Find every line in the records below that contains the word "wind", and copy each such line.

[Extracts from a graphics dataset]
==============================
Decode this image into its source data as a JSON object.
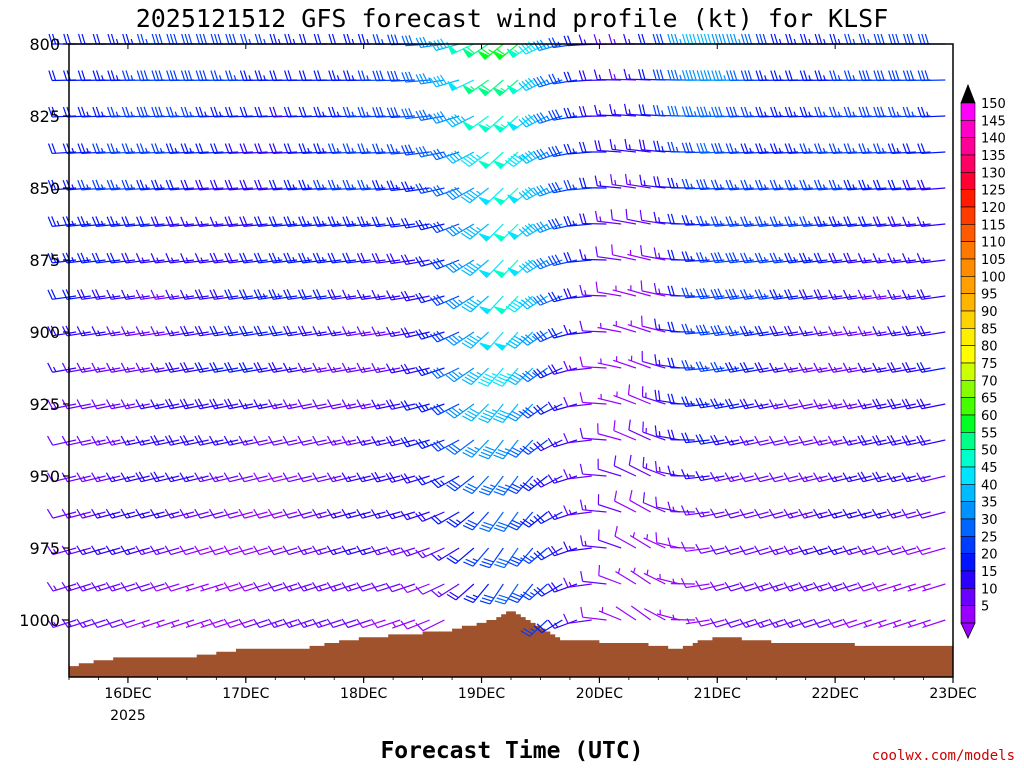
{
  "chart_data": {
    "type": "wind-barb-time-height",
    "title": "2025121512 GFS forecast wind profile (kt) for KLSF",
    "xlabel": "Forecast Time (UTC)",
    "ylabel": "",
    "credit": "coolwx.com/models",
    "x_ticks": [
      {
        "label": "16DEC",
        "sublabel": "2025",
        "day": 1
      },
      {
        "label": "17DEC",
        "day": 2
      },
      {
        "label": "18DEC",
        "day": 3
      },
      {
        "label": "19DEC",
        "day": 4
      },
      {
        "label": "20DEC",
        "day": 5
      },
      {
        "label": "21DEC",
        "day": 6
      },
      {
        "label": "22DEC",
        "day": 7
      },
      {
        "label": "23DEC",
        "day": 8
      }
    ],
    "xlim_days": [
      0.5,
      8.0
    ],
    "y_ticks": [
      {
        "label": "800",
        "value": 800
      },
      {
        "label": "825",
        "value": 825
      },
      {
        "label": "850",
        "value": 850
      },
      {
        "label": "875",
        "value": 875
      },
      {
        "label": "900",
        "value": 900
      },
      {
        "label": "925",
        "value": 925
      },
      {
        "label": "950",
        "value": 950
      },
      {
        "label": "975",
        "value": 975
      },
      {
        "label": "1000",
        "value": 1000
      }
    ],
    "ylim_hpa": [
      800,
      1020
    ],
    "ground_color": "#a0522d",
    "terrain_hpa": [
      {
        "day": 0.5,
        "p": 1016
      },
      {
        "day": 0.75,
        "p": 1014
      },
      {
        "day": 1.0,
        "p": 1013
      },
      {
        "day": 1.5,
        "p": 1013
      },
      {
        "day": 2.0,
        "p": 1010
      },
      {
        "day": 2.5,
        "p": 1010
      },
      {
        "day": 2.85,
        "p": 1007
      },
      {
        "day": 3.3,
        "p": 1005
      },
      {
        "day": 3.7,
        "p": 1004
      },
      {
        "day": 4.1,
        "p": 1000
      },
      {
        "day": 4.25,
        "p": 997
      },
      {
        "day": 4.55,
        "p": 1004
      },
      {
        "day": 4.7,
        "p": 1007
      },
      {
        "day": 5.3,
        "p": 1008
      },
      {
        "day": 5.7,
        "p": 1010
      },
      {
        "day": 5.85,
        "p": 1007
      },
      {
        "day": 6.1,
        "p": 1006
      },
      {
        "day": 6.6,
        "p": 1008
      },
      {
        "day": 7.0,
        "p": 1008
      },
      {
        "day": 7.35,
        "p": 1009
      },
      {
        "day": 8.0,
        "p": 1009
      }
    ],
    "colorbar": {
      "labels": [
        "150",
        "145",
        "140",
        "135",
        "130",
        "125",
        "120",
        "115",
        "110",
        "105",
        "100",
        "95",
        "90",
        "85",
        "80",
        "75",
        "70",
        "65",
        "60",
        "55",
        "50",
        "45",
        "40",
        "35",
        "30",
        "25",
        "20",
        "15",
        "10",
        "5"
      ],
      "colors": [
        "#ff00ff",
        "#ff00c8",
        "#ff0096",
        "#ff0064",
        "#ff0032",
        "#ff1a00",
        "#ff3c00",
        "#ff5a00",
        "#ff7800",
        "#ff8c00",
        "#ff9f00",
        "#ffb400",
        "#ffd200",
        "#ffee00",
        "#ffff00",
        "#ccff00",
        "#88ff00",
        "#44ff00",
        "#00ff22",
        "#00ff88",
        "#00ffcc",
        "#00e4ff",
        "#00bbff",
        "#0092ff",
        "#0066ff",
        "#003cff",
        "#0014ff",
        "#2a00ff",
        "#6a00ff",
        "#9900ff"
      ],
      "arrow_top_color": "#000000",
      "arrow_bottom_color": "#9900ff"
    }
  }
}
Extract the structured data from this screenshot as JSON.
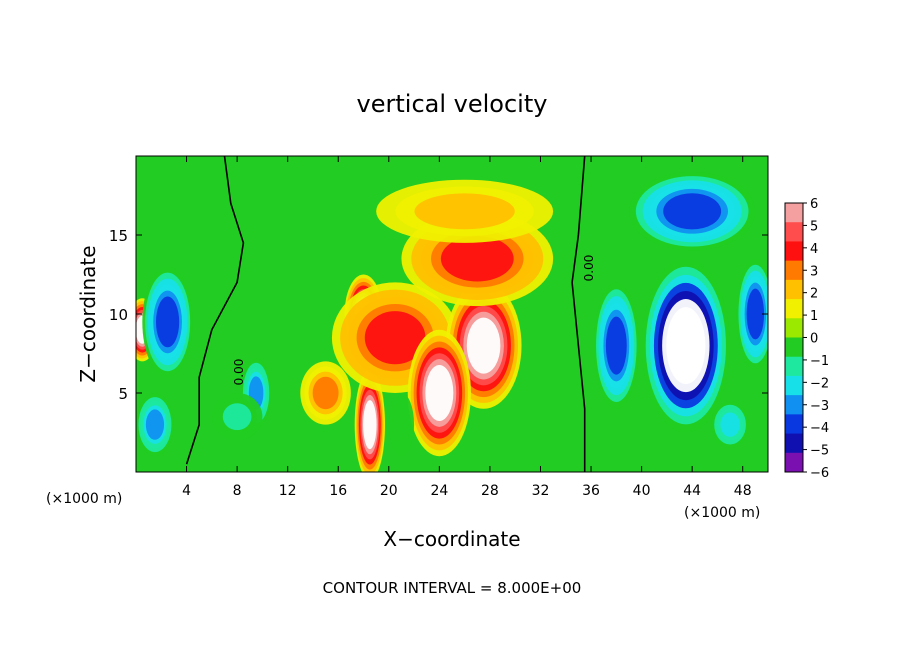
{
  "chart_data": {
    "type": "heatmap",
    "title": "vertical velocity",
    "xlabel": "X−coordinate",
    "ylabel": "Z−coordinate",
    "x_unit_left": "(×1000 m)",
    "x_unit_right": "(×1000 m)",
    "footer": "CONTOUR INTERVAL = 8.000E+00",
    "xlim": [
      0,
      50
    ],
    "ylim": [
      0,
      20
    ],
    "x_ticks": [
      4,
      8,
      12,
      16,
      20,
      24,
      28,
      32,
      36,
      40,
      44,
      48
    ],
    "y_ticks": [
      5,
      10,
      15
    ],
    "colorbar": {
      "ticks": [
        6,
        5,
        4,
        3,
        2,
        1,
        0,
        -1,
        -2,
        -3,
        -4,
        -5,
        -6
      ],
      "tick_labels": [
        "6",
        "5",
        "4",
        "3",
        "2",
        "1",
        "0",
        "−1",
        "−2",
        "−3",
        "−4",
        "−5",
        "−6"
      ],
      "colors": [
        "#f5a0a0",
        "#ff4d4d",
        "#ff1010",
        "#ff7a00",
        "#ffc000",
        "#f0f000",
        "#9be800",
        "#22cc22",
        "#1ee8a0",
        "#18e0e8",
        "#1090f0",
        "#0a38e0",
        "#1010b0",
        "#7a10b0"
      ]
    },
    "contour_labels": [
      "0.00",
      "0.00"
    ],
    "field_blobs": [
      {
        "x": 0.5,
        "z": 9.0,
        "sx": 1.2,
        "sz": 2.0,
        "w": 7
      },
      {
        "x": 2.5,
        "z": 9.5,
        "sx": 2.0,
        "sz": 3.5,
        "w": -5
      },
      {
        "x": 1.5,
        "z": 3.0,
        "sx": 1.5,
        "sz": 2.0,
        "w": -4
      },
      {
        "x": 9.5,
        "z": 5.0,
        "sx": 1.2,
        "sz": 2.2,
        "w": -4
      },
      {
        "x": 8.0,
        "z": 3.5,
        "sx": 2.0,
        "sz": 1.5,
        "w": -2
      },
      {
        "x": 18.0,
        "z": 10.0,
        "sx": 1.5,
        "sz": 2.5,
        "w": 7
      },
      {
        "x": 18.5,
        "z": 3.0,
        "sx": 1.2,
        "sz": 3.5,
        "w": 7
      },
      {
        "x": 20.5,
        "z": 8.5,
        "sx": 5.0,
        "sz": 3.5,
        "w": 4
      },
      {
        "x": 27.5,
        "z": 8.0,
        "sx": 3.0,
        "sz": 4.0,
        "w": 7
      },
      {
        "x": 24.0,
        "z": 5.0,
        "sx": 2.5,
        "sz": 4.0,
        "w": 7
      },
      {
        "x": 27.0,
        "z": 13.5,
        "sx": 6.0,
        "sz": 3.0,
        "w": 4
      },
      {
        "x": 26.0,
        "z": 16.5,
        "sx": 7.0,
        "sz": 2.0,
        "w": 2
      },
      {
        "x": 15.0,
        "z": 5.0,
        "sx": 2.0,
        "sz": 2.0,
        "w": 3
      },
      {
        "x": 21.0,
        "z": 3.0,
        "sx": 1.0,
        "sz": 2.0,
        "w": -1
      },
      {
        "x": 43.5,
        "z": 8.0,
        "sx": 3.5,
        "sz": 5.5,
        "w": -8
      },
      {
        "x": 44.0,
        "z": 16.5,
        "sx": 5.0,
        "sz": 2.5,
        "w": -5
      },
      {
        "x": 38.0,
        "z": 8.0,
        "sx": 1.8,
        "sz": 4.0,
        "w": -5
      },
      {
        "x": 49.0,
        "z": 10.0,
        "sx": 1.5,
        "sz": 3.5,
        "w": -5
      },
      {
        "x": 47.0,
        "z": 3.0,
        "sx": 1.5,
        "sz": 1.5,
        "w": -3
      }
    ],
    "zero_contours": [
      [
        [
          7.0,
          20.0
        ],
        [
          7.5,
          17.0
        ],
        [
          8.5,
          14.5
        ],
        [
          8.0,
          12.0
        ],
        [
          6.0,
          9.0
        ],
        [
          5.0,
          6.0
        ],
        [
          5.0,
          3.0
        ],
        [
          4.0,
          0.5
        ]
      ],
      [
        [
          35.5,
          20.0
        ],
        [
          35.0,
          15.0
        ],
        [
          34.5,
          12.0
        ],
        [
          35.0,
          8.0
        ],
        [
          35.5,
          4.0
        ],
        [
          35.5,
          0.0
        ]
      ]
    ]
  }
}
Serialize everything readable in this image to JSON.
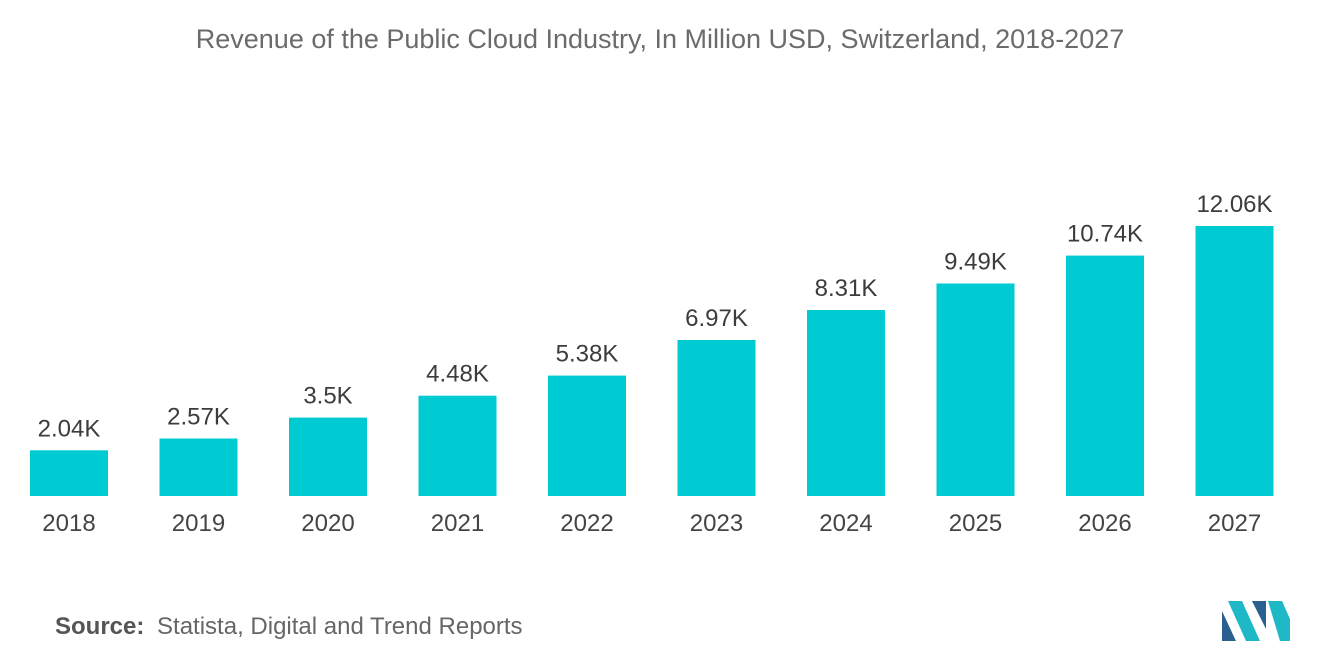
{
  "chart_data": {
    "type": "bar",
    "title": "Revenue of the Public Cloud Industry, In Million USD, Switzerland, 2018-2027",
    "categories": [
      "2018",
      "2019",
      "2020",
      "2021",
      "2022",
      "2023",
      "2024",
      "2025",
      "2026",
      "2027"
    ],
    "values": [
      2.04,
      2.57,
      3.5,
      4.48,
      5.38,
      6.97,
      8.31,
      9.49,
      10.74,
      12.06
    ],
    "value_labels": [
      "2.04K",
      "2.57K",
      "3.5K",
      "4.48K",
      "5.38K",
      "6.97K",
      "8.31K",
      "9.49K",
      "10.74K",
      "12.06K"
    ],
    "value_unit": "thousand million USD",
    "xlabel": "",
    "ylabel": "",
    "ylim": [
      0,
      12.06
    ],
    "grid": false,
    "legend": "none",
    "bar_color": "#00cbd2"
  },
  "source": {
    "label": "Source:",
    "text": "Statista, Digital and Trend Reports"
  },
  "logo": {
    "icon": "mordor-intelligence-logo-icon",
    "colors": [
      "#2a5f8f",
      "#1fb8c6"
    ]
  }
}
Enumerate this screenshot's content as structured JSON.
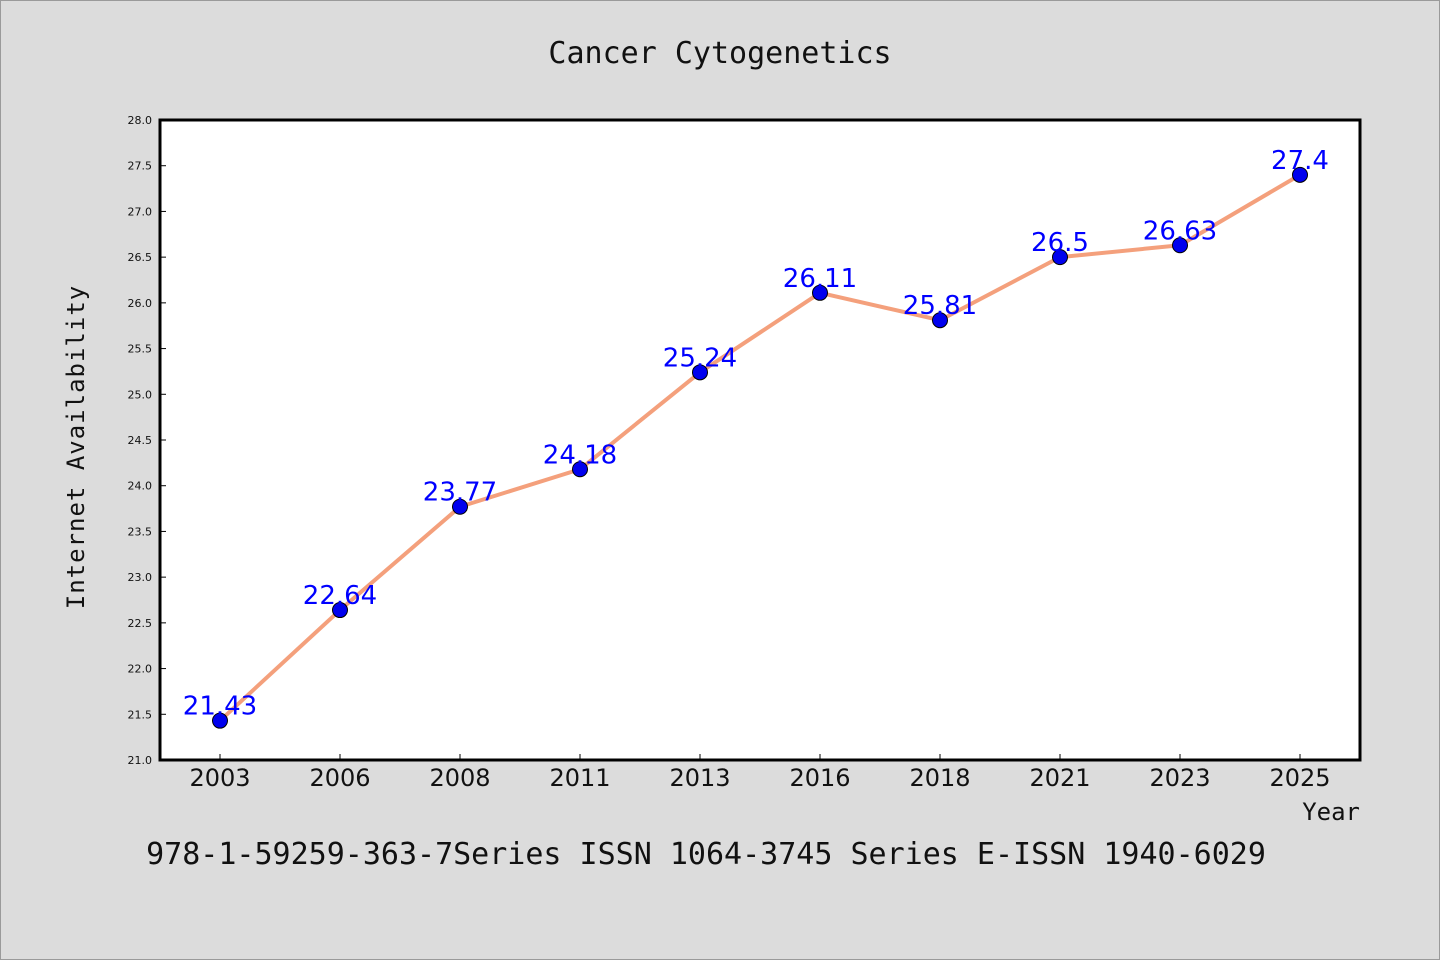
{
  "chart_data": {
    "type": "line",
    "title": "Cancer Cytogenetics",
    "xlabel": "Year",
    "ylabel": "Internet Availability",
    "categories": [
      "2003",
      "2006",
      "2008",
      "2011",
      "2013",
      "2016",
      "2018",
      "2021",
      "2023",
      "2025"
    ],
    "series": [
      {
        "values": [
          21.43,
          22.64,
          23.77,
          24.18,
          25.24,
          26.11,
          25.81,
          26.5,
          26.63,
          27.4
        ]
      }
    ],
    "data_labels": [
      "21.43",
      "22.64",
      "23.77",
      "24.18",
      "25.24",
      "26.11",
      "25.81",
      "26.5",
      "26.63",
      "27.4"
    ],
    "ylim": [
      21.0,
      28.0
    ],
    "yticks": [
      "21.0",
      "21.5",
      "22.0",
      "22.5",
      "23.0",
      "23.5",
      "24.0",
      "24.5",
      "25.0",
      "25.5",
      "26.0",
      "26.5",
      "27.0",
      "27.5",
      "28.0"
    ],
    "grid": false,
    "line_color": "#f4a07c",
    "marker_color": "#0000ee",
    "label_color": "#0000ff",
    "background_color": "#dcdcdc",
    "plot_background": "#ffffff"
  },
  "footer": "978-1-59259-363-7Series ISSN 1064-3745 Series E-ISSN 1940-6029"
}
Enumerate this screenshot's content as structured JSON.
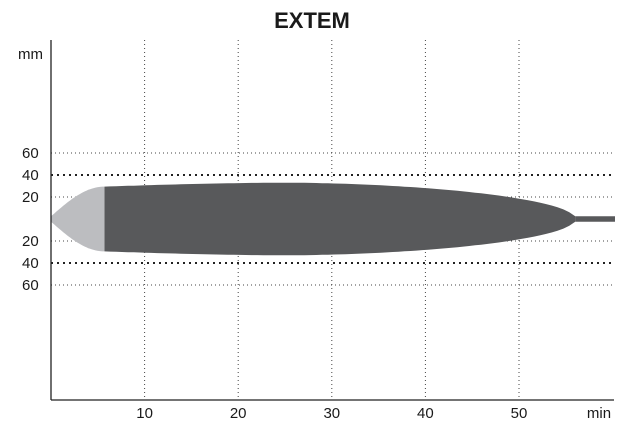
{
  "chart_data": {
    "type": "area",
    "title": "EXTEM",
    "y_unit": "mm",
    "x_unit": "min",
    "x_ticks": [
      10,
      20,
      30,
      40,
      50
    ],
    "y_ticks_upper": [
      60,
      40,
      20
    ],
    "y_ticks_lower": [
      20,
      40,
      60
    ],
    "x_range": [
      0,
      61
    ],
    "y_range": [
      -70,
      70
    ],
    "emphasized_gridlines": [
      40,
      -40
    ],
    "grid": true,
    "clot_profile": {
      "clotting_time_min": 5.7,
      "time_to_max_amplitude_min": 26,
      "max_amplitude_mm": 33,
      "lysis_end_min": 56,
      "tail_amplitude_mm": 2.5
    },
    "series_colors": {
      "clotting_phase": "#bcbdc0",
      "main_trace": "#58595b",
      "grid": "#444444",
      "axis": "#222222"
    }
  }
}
==============================
→ FULL OUTPUT:
    "type": "wind-barb-time-height",
    "title": "2025121512 GFS forecast wind profile (kt) for KLSF",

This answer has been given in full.